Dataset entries
================

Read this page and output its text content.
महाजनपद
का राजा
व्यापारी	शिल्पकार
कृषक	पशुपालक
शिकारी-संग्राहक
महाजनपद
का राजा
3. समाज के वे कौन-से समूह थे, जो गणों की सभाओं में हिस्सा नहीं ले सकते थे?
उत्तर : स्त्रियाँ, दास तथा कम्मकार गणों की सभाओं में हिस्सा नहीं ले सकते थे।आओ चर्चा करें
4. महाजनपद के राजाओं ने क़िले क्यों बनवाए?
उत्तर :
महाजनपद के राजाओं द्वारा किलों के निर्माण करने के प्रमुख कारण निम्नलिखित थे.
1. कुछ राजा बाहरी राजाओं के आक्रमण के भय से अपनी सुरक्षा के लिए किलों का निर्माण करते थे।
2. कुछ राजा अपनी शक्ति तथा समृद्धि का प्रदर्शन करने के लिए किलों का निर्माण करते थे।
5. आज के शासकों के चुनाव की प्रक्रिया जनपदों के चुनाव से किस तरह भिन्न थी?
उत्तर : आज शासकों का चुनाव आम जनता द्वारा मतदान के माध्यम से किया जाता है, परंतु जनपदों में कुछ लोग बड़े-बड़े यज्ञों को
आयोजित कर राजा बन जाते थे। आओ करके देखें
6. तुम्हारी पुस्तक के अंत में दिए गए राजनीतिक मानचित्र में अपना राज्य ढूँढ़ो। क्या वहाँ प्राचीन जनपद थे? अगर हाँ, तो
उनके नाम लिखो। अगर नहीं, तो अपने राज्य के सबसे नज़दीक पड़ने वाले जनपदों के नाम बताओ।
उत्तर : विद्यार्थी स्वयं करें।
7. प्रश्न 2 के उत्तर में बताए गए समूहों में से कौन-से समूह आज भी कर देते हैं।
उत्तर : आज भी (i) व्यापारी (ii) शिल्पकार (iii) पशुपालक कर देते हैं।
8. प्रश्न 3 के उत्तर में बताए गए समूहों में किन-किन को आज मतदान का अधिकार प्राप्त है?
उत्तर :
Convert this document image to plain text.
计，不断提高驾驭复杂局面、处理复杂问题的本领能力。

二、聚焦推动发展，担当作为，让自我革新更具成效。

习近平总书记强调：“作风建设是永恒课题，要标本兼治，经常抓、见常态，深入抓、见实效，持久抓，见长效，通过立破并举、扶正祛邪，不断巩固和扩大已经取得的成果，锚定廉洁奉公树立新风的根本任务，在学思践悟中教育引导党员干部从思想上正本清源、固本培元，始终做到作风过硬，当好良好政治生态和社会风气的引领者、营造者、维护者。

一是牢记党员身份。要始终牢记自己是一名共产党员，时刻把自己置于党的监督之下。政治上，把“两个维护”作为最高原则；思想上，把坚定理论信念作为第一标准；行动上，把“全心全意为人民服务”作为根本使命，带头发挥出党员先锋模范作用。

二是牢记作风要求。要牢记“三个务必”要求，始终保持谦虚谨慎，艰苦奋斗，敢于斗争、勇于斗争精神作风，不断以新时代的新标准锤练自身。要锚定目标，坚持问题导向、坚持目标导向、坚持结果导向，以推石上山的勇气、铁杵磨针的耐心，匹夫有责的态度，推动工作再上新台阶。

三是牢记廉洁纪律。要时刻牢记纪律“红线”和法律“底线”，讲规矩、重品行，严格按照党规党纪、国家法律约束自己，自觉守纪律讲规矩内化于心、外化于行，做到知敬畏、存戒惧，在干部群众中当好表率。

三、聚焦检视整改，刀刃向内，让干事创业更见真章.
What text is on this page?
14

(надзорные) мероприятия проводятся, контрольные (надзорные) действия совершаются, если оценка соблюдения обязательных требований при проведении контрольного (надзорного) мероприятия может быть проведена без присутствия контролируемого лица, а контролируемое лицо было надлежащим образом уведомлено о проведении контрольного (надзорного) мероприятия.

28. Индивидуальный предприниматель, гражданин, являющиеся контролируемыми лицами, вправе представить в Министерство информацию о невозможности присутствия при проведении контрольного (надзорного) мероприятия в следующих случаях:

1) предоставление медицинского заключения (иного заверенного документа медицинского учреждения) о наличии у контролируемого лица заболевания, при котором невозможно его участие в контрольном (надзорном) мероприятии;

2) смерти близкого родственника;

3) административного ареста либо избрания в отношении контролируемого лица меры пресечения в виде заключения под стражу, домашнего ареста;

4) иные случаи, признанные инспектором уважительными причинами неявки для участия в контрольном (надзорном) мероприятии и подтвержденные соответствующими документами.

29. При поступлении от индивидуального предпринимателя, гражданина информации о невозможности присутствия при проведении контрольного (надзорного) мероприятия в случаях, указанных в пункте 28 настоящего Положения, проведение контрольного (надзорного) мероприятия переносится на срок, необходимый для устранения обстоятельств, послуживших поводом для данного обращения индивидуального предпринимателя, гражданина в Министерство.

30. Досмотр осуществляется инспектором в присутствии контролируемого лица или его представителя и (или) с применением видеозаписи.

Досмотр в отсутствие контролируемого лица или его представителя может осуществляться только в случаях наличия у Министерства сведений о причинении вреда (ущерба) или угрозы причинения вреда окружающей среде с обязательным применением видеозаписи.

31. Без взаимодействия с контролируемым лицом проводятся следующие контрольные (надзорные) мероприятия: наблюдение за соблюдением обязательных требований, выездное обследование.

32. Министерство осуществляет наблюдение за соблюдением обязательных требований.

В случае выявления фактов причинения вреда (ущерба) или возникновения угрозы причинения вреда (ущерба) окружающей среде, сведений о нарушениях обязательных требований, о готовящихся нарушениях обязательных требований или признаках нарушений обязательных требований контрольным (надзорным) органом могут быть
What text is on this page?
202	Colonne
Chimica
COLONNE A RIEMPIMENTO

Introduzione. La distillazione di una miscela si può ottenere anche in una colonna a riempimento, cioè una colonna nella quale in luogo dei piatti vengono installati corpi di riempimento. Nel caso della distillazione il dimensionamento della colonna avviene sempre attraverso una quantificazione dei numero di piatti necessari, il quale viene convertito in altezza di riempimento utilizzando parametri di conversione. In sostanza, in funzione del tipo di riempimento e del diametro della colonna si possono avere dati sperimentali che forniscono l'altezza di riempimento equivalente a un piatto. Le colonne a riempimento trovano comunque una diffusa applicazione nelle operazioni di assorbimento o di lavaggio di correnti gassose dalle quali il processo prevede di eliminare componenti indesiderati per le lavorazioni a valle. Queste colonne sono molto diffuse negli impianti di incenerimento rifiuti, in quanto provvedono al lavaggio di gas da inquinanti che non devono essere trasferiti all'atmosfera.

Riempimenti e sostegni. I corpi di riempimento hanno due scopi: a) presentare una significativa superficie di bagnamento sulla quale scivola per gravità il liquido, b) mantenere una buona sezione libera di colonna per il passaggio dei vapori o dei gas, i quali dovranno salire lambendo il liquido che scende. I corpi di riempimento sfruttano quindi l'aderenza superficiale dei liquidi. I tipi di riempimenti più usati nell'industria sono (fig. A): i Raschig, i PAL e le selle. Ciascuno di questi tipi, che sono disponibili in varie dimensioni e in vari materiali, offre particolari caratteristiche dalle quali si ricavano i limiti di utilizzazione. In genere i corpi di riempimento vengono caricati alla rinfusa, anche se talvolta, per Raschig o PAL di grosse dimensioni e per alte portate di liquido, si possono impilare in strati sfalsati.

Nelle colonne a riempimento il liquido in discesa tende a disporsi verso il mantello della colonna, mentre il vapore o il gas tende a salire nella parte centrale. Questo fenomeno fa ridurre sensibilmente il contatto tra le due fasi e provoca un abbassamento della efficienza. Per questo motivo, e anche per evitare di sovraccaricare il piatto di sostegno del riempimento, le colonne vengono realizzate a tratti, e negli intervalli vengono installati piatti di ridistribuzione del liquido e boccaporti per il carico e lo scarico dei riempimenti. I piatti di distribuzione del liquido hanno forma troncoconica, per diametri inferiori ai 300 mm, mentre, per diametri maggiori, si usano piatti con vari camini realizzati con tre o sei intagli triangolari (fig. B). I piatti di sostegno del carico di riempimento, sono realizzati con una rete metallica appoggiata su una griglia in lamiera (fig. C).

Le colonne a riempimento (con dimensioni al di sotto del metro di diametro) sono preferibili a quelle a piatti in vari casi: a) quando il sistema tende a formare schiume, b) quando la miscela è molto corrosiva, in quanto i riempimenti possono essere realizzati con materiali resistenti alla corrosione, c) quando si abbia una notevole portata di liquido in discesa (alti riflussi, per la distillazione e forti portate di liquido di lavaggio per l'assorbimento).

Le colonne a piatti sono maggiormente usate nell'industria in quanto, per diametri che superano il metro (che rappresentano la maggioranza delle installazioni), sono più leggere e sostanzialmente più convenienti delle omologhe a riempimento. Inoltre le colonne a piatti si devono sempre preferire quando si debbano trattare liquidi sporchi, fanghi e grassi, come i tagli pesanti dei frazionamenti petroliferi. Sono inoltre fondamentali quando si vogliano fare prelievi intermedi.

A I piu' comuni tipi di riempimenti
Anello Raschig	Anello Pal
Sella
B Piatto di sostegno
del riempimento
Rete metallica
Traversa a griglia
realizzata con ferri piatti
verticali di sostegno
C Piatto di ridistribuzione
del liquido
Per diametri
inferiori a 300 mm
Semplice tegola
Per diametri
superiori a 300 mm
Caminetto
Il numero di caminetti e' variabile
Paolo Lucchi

================

Goal of the exercise
Tell how many lines in the material contain the word "инспектором". Only the number is wanted.

Result
2